GIVEN INSTRUCTION: Reproduce all entries word for word.

## Begin MATERIAL

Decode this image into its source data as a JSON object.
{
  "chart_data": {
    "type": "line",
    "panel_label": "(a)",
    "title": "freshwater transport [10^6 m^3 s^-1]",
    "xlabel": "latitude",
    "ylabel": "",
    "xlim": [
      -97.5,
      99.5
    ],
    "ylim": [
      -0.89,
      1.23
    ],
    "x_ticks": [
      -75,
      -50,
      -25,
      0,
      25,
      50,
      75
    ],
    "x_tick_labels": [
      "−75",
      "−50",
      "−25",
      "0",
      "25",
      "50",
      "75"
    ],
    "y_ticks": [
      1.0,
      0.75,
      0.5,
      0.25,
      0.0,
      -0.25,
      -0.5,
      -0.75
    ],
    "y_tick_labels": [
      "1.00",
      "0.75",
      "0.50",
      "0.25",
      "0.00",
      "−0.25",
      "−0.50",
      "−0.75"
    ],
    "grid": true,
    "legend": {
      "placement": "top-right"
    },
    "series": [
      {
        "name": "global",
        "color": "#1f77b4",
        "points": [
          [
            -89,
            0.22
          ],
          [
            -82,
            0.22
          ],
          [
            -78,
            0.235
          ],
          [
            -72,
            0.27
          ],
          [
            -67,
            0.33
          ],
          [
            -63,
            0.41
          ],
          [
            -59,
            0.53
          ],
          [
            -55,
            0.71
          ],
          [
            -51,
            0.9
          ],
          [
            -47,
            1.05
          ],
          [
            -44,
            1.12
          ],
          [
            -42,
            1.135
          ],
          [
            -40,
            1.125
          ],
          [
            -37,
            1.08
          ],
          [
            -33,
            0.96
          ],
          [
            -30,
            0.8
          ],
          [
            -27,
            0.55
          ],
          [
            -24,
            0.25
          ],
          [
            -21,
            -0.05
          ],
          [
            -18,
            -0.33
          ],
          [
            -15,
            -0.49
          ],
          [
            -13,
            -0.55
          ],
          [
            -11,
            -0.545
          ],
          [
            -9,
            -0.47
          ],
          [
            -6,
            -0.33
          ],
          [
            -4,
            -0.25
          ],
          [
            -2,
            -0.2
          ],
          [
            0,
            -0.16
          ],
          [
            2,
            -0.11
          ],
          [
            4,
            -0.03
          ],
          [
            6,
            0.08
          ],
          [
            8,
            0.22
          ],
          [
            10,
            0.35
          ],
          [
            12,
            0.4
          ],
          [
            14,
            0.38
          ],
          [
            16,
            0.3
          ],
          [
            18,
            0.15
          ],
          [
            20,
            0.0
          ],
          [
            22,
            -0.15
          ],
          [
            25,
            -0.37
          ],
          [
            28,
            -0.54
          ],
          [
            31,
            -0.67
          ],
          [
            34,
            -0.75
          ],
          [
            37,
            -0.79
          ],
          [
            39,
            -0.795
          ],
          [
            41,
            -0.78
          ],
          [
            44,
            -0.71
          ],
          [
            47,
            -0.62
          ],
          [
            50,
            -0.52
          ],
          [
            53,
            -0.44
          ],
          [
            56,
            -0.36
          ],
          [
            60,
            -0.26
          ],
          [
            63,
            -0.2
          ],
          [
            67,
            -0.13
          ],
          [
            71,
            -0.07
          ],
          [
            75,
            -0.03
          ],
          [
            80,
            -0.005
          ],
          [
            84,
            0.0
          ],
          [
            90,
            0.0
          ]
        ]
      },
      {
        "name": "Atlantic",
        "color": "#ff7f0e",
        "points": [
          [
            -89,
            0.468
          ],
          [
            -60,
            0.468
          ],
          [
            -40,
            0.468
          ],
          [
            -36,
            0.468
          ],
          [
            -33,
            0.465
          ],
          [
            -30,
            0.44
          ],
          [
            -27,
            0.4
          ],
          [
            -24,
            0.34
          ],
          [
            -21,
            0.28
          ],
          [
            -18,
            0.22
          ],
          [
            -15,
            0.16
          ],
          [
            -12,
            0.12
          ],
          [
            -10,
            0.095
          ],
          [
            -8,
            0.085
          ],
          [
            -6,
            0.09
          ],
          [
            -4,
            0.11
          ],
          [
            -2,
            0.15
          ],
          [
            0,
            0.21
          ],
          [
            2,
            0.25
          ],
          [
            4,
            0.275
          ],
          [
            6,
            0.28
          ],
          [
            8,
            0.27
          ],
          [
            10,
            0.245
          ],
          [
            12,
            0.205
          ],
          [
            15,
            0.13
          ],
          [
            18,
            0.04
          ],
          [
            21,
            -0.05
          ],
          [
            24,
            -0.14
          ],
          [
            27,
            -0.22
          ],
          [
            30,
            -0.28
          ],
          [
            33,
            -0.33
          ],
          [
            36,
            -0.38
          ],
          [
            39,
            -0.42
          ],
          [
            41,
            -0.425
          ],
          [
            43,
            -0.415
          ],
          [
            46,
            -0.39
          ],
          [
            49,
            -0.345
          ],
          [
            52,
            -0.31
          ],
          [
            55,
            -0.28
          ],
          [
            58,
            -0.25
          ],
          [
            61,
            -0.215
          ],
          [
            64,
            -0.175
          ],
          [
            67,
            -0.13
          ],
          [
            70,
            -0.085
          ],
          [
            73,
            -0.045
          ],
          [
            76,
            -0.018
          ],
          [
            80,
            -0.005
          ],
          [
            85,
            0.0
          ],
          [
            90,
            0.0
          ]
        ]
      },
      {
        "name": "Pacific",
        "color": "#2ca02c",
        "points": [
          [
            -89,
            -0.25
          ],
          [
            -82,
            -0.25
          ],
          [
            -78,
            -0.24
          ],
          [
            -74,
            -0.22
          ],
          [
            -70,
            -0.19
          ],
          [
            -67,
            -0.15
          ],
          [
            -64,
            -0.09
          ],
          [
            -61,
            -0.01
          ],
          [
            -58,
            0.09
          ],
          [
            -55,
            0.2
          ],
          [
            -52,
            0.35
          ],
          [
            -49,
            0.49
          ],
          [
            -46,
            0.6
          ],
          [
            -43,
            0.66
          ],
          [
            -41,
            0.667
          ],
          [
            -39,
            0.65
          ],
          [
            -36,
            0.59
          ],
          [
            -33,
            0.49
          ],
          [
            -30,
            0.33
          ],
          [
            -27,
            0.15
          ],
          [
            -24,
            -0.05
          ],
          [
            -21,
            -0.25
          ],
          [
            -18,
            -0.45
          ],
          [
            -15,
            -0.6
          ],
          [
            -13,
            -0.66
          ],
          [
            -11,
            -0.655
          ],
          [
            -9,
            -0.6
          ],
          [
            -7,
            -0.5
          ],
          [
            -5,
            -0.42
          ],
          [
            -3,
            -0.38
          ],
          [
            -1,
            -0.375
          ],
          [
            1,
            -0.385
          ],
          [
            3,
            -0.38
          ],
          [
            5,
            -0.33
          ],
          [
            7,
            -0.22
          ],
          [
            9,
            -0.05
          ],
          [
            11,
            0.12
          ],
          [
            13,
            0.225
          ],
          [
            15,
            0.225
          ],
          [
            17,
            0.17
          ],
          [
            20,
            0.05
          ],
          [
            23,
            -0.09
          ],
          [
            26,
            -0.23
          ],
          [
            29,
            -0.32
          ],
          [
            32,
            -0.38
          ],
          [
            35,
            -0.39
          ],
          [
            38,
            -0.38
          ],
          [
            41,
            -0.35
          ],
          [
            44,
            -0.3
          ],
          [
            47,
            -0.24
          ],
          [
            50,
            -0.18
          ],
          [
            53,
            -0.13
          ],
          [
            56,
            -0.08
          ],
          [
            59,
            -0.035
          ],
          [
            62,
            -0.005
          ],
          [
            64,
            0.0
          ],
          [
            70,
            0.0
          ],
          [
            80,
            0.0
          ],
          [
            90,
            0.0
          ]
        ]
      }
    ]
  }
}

## End MATERIAL

RESULT BELOW:
Decode this image into its source data as a JSON object.
{
  "chart_data": {
    "type": "line",
    "panel_label": "(a)",
    "title": "freshwater transport [10^6 m^3 s^-1]",
    "xlabel": "latitude",
    "ylabel": "",
    "xlim": [
      -97.5,
      99.5
    ],
    "ylim": [
      -0.89,
      1.23
    ],
    "x_ticks": [
      -75,
      -50,
      -25,
      0,
      25,
      50,
      75
    ],
    "x_tick_labels": [
      "−75",
      "−50",
      "−25",
      "0",
      "25",
      "50",
      "75"
    ],
    "y_ticks": [
      1.0,
      0.75,
      0.5,
      0.25,
      0.0,
      -0.25,
      -0.5,
      -0.75
    ],
    "y_tick_labels": [
      "1.00",
      "0.75",
      "0.50",
      "0.25",
      "0.00",
      "−0.25",
      "−0.50",
      "−0.75"
    ],
    "grid": true,
    "legend": {
      "placement": "top-right"
    },
    "series": [
      {
        "name": "global",
        "color": "#1f77b4",
        "points": [
          [
            -89,
            0.22
          ],
          [
            -82,
            0.22
          ],
          [
            -78,
            0.235
          ],
          [
            -72,
            0.27
          ],
          [
            -67,
            0.33
          ],
          [
            -63,
            0.41
          ],
          [
            -59,
            0.53
          ],
          [
            -55,
            0.71
          ],
          [
            -51,
            0.9
          ],
          [
            -47,
            1.05
          ],
          [
            -44,
            1.12
          ],
          [
            -42,
            1.135
          ],
          [
            -40,
            1.125
          ],
          [
            -37,
            1.08
          ],
          [
            -33,
            0.96
          ],
          [
            -30,
            0.8
          ],
          [
            -27,
            0.55
          ],
          [
            -24,
            0.25
          ],
          [
            -21,
            -0.05
          ],
          [
            -18,
            -0.33
          ],
          [
            -15,
            -0.49
          ],
          [
            -13,
            -0.55
          ],
          [
            -11,
            -0.545
          ],
          [
            -9,
            -0.47
          ],
          [
            -6,
            -0.33
          ],
          [
            -4,
            -0.25
          ],
          [
            -2,
            -0.2
          ],
          [
            0,
            -0.16
          ],
          [
            2,
            -0.11
          ],
          [
            4,
            -0.03
          ],
          [
            6,
            0.08
          ],
          [
            8,
            0.22
          ],
          [
            10,
            0.35
          ],
          [
            12,
            0.4
          ],
          [
            14,
            0.38
          ],
          [
            16,
            0.3
          ],
          [
            18,
            0.15
          ],
          [
            20,
            0.0
          ],
          [
            22,
            -0.15
          ],
          [
            25,
            -0.37
          ],
          [
            28,
            -0.54
          ],
          [
            31,
            -0.67
          ],
          [
            34,
            -0.75
          ],
          [
            37,
            -0.79
          ],
          [
            39,
            -0.795
          ],
          [
            41,
            -0.78
          ],
          [
            44,
            -0.71
          ],
          [
            47,
            -0.62
          ],
          [
            50,
            -0.52
          ],
          [
            53,
            -0.44
          ],
          [
            56,
            -0.36
          ],
          [
            60,
            -0.26
          ],
          [
            63,
            -0.2
          ],
          [
            67,
            -0.13
          ],
          [
            71,
            -0.07
          ],
          [
            75,
            -0.03
          ],
          [
            80,
            -0.005
          ],
          [
            84,
            0.0
          ],
          [
            90,
            0.0
          ]
        ]
      },
      {
        "name": "Atlantic",
        "color": "#ff7f0e",
        "points": [
          [
            -89,
            0.468
          ],
          [
            -60,
            0.468
          ],
          [
            -40,
            0.468
          ],
          [
            -36,
            0.468
          ],
          [
            -33,
            0.465
          ],
          [
            -30,
            0.44
          ],
          [
            -27,
            0.4
          ],
          [
            -24,
            0.34
          ],
          [
            -21,
            0.28
          ],
          [
            -18,
            0.22
          ],
          [
            -15,
            0.16
          ],
          [
            -12,
            0.12
          ],
          [
            -10,
            0.095
          ],
          [
            -8,
            0.085
          ],
          [
            -6,
            0.09
          ],
          [
            -4,
            0.11
          ],
          [
            -2,
            0.15
          ],
          [
            0,
            0.21
          ],
          [
            2,
            0.25
          ],
          [
            4,
            0.275
          ],
          [
            6,
            0.28
          ],
          [
            8,
            0.27
          ],
          [
            10,
            0.245
          ],
          [
            12,
            0.205
          ],
          [
            15,
            0.13
          ],
          [
            18,
            0.04
          ],
          [
            21,
            -0.05
          ],
          [
            24,
            -0.14
          ],
          [
            27,
            -0.22
          ],
          [
            30,
            -0.28
          ],
          [
            33,
            -0.33
          ],
          [
            36,
            -0.38
          ],
          [
            39,
            -0.42
          ],
          [
            41,
            -0.425
          ],
          [
            43,
            -0.415
          ],
          [
            46,
            -0.39
          ],
          [
            49,
            -0.345
          ],
          [
            52,
            -0.31
          ],
          [
            55,
            -0.28
          ],
          [
            58,
            -0.25
          ],
          [
            61,
            -0.215
          ],
          [
            64,
            -0.175
          ],
          [
            67,
            -0.13
          ],
          [
            70,
            -0.085
          ],
          [
            73,
            -0.045
          ],
          [
            76,
            -0.018
          ],
          [
            80,
            -0.005
          ],
          [
            85,
            0.0
          ],
          [
            90,
            0.0
          ]
        ]
      },
      {
        "name": "Pacific",
        "color": "#2ca02c",
        "points": [
          [
            -89,
            -0.25
          ],
          [
            -82,
            -0.25
          ],
          [
            -78,
            -0.24
          ],
          [
            -74,
            -0.22
          ],
          [
            -70,
            -0.19
          ],
          [
            -67,
            -0.15
          ],
          [
            -64,
            -0.09
          ],
          [
            -61,
            -0.01
          ],
          [
            -58,
            0.09
          ],
          [
            -55,
            0.2
          ],
          [
            -52,
            0.35
          ],
          [
            -49,
            0.49
          ],
          [
            -46,
            0.6
          ],
          [
            -43,
            0.66
          ],
          [
            -41,
            0.667
          ],
          [
            -39,
            0.65
          ],
          [
            -36,
            0.59
          ],
          [
            -33,
            0.49
          ],
          [
            -30,
            0.33
          ],
          [
            -27,
            0.15
          ],
          [
            -24,
            -0.05
          ],
          [
            -21,
            -0.25
          ],
          [
            -18,
            -0.45
          ],
          [
            -15,
            -0.6
          ],
          [
            -13,
            -0.66
          ],
          [
            -11,
            -0.655
          ],
          [
            -9,
            -0.6
          ],
          [
            -7,
            -0.5
          ],
          [
            -5,
            -0.42
          ],
          [
            -3,
            -0.38
          ],
          [
            -1,
            -0.375
          ],
          [
            1,
            -0.385
          ],
          [
            3,
            -0.38
          ],
          [
            5,
            -0.33
          ],
          [
            7,
            -0.22
          ],
          [
            9,
            -0.05
          ],
          [
            11,
            0.12
          ],
          [
            13,
            0.225
          ],
          [
            15,
            0.225
          ],
          [
            17,
            0.17
          ],
          [
            20,
            0.05
          ],
          [
            23,
            -0.09
          ],
          [
            26,
            -0.23
          ],
          [
            29,
            -0.32
          ],
          [
            32,
            -0.38
          ],
          [
            35,
            -0.39
          ],
          [
            38,
            -0.38
          ],
          [
            41,
            -0.35
          ],
          [
            44,
            -0.3
          ],
          [
            47,
            -0.24
          ],
          [
            50,
            -0.18
          ],
          [
            53,
            -0.13
          ],
          [
            56,
            -0.08
          ],
          [
            59,
            -0.035
          ],
          [
            62,
            -0.005
          ],
          [
            64,
            0.0
          ],
          [
            70,
            0.0
          ],
          [
            80,
            0.0
          ],
          [
            90,
            0.0
          ]
        ]
      }
    ]
  }
}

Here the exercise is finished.